# RECORDS PROVIDED
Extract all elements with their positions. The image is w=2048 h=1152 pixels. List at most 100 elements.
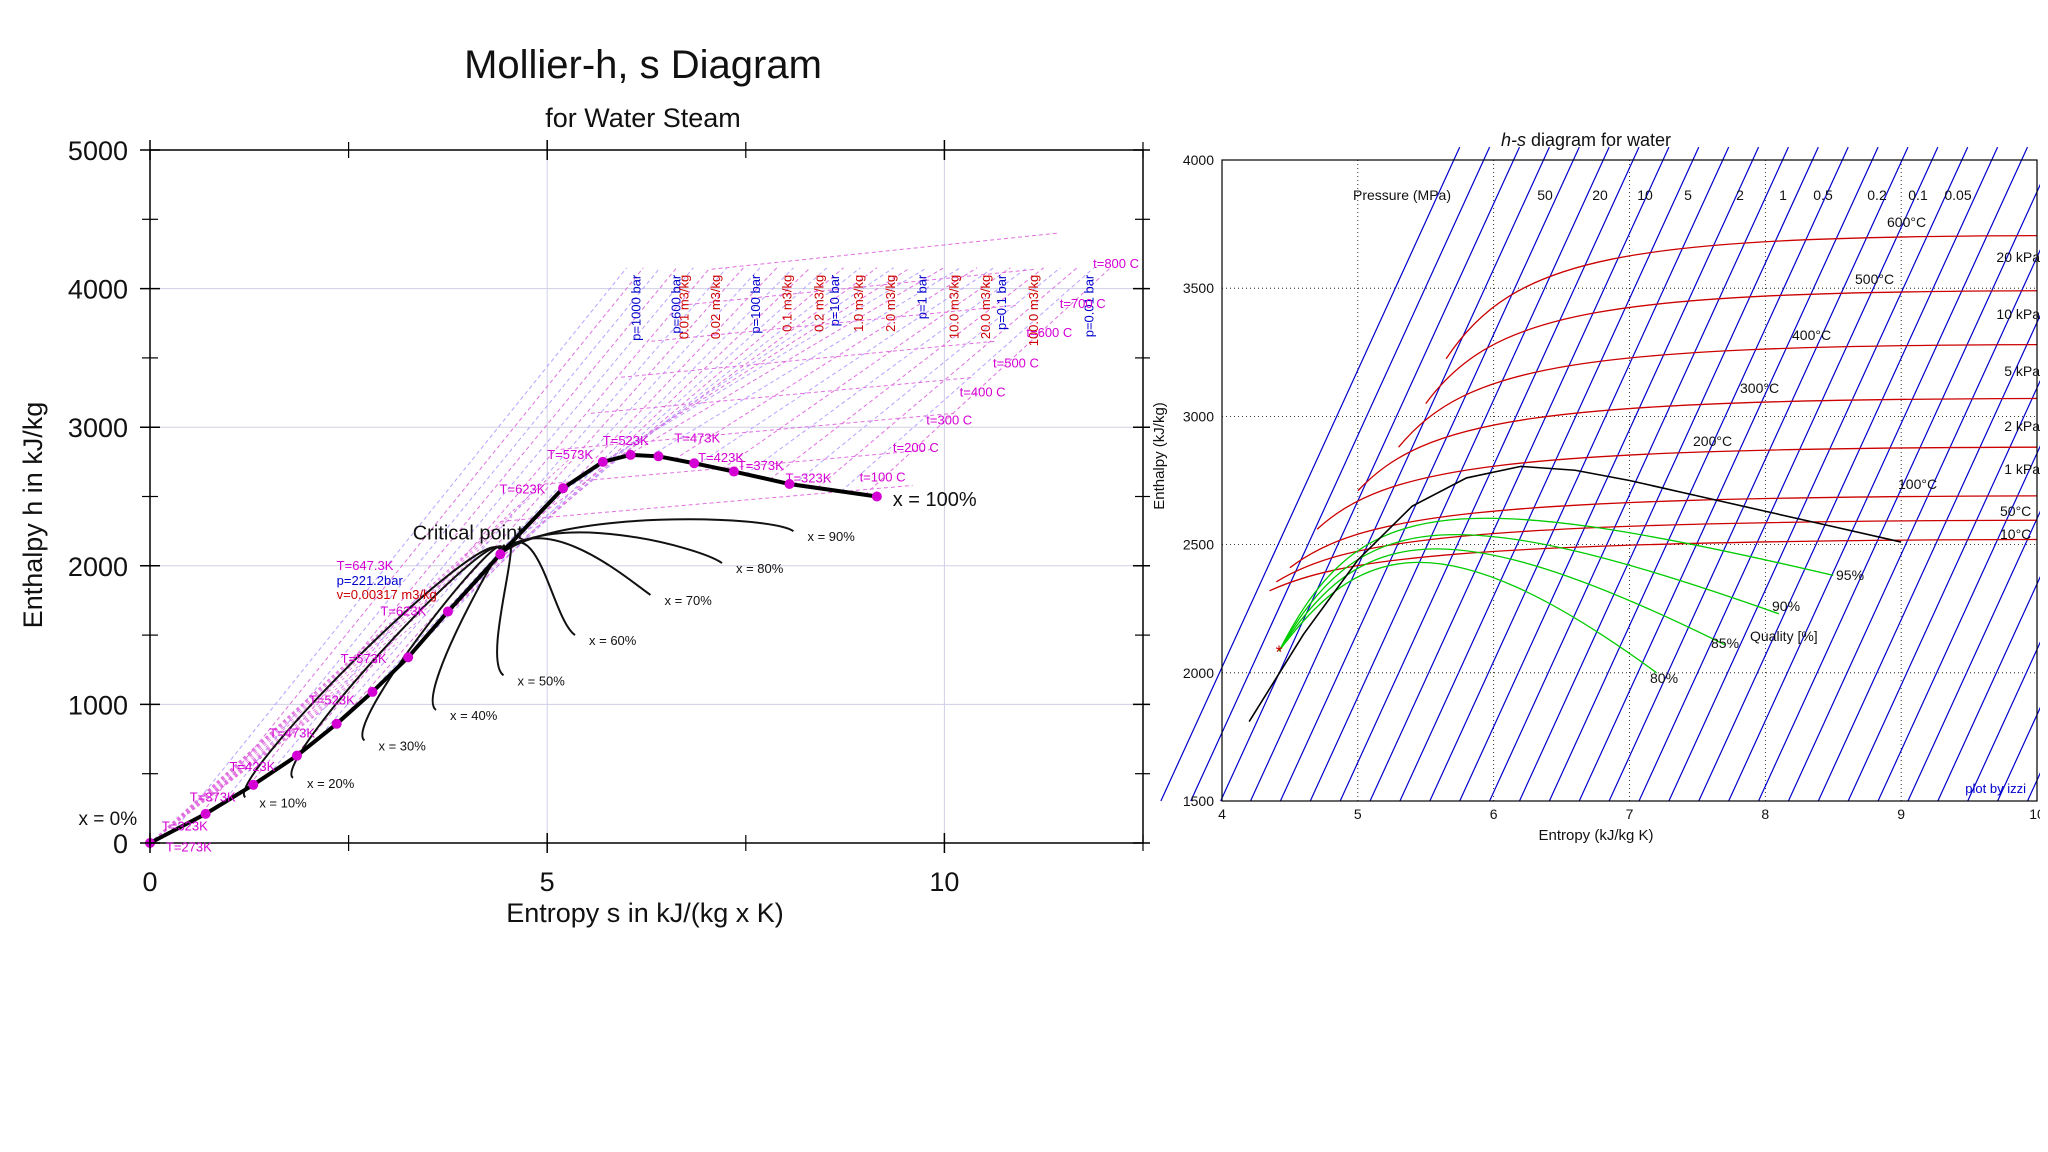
chart1-saturation-point (495, 549, 506, 560)
chart1-volume-label: 0.02 m3/kg (708, 275, 723, 339)
chart1-ytick-label: 5000 (68, 136, 128, 166)
chart1-volume-label: 1.0 m3/kg (851, 275, 866, 332)
chart2-quality-label: 95% (1836, 567, 1864, 583)
chart2-isotherm (1289, 495, 2038, 569)
chart1-saturation-point (597, 456, 608, 467)
chart2-xtick-label: 8 (1761, 806, 1769, 822)
chart1-quality-label: x = 80% (736, 561, 784, 576)
chart1-ytick-label: 1000 (68, 690, 128, 720)
chart1-isobar (340, 267, 744, 721)
chart2-quality-lines (1278, 517, 1834, 674)
chart1-isobar (292, 267, 711, 759)
chart2-title: h-s diagram for water (1501, 130, 1671, 150)
chart1-isobar (459, 267, 828, 599)
chart2-pressure-value: 0.05 (1944, 187, 1971, 203)
chart1-saturation-point (200, 808, 211, 819)
chart2-isobar (1937, 576, 2040, 802)
chart1-pressure-label: p=1 bar (915, 274, 930, 319)
chart1-wet-grid (149, 578, 456, 844)
chart2-isobar (1518, 146, 1819, 802)
chart1-isotherm-label: t=500 C (993, 356, 1039, 371)
chart1-isobar (721, 267, 1011, 470)
chart2-isobar (1279, 146, 1580, 802)
chart1-pressure-label: p=0.01 bar (1081, 274, 1096, 337)
chart1-isobar (674, 267, 978, 460)
chart2-isobar (1339, 146, 1640, 802)
chart1-quality-label: x = 50% (518, 673, 566, 688)
chart1-xtick-label: 5 (540, 867, 555, 897)
chart1-temperature-label: T=323K (162, 819, 208, 834)
chart2-isobar (1429, 146, 1730, 802)
chart1-volume-label: 0.01 m3/kg (676, 275, 691, 339)
chart1-xtick-label: 10 (929, 867, 959, 897)
chart1-quality-line (242, 545, 502, 799)
chart1-saturation-point (653, 451, 664, 462)
chart1-quality-line (361, 545, 503, 742)
chart1-isobar (173, 267, 628, 831)
chart2-isobar (1638, 146, 1939, 802)
chart2-quality-label: 85% (1711, 635, 1739, 651)
chart2-ytick-label: 2000 (1183, 665, 1214, 681)
chart2-ytick-label: 2500 (1183, 537, 1214, 553)
chart1-isotherm-label: t=800 C (1093, 256, 1139, 271)
chart1-saturation-point (689, 458, 700, 469)
chart2-xtick-label: 10 (2029, 806, 2040, 822)
chart2-pressure-value: 1 (1779, 187, 1787, 203)
chart2-xlabel: Entropy (kJ/kg K) (1538, 827, 1653, 844)
chart2-isobar (1757, 183, 2040, 802)
chart2-pressure-value: 0.5 (1813, 187, 1833, 203)
chart1-quality-label: x = 30% (378, 738, 426, 753)
chart2-title-rest: diagram for water (1526, 130, 1671, 150)
chart1-ylabel: Enthalpy h in kJ/kg (18, 402, 48, 629)
chart2-isotherm-label: 600°C (1887, 214, 1926, 230)
chart2-isobar (1907, 510, 2040, 802)
chart1-critical-point-label: Critical point (413, 522, 523, 544)
mollier-chart: Mollier-h, s Diagram for Water Steam x =… (18, 43, 1150, 928)
chart2-isobar (1847, 379, 2040, 802)
chart1-isobar (221, 267, 661, 805)
chart2-isotherm (1398, 343, 2038, 448)
chart1-saturation-point (367, 686, 378, 697)
chart2-xtick-label: 7 (1626, 806, 1634, 822)
chart1-critical-T: T=647.3K (337, 558, 394, 573)
chart2-xtick-label: 9 (1897, 806, 1905, 822)
chart1-isobar (554, 267, 894, 497)
chart2-isobar (1369, 146, 1670, 802)
chart1-isobar (197, 267, 644, 819)
chart1-saturation-point (558, 483, 569, 494)
chart1-quality-label: x = 60% (589, 633, 637, 648)
chart2-saturation-curve (1248, 465, 1902, 722)
chart1-wet-grid (149, 600, 437, 844)
chart2-isotherm (1445, 234, 2038, 360)
chart2-isotherm-label: 100°C (1898, 476, 1937, 492)
chart1-temperature-label: T=473K (269, 726, 315, 741)
chart2-credit: plot by izzi (1965, 781, 2026, 796)
chart1-isotherm (711, 232, 1058, 270)
chart2-isotherm-label: 50°C (2000, 503, 2031, 519)
chart1-temperature-label: T=623K (380, 604, 426, 619)
chart2-isotherm-label: 10°C (2000, 526, 2031, 542)
chart1-isobar (745, 267, 1028, 475)
chart1-isotherm (621, 340, 996, 378)
chart1-temperature-label: T=523K (603, 433, 649, 448)
chart2-isobar (1967, 641, 2040, 802)
chart2-ytick-label: 3500 (1183, 280, 1214, 296)
chart2-isobar (1787, 249, 2040, 802)
chart1-critical-v: v=0.00317 m3/kg (337, 587, 437, 602)
chart1-isotherm (681, 268, 1037, 306)
chart1-temperature-label: T=273K (166, 839, 212, 854)
chart1-isobar (244, 267, 678, 790)
chart2-isobar (1489, 146, 1789, 802)
chart2-isotherm-label: 200°C (1693, 433, 1732, 449)
chart2-pressure-value: 0.2 (1867, 187, 1887, 203)
chart2-isotherm-label: 300°C (1740, 380, 1779, 396)
chart1-temperature-label: T=423K (698, 450, 744, 465)
chart1-isobar (793, 267, 1061, 485)
chart2-isobar (1220, 146, 1521, 802)
chart1-volume-label: 0.1 m3/kg (780, 275, 795, 332)
chart1-quality-line (496, 543, 512, 677)
chart2-quality-header: Quality [%] (1750, 628, 1818, 644)
chart2-quality-line (1278, 533, 1780, 652)
chart2-isotherm-label: 400°C (1792, 327, 1831, 343)
chart1-quality-lines: x = 10%x = 20% x = 30% x = 40% x = 50% x = 6… (242, 518, 855, 810)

# TASK GOAL
Retype the lines starting with the line that contains "chart1-saturation-point (495, 549, 506, 560)" and continuing through the line that contains "chart2-isobar (1279, 146, 1580, 802)", with both of those lines included.

# COMPLETED EXERCISE
chart1-saturation-point (495, 549, 506, 560)
chart1-volume-label: 0.02 m3/kg (708, 275, 723, 339)
chart1-ytick-label: 5000 (68, 136, 128, 166)
chart1-volume-label: 1.0 m3/kg (851, 275, 866, 332)
chart2-quality-label: 95% (1836, 567, 1864, 583)
chart2-isotherm (1289, 495, 2038, 569)
chart1-saturation-point (597, 456, 608, 467)
chart2-xtick-label: 8 (1761, 806, 1769, 822)
chart1-quality-label: x = 80% (736, 561, 784, 576)
chart1-ytick-label: 1000 (68, 690, 128, 720)
chart1-isobar (340, 267, 744, 721)
chart2-quality-lines (1278, 517, 1834, 674)
chart1-isobar (292, 267, 711, 759)
chart2-title: h-s diagram for water (1501, 130, 1671, 150)
chart1-isobar (459, 267, 828, 599)
chart2-pressure-value: 0.05 (1944, 187, 1971, 203)
chart1-saturation-point (200, 808, 211, 819)
chart2-isobar (1937, 576, 2040, 802)
chart1-pressure-label: p=1 bar (915, 274, 930, 319)
chart1-wet-grid (149, 578, 456, 844)
chart2-isobar (1518, 146, 1819, 802)
chart1-isotherm-label: t=500 C (993, 356, 1039, 371)
chart1-isobar (721, 267, 1011, 470)
chart2-isobar (1279, 146, 1580, 802)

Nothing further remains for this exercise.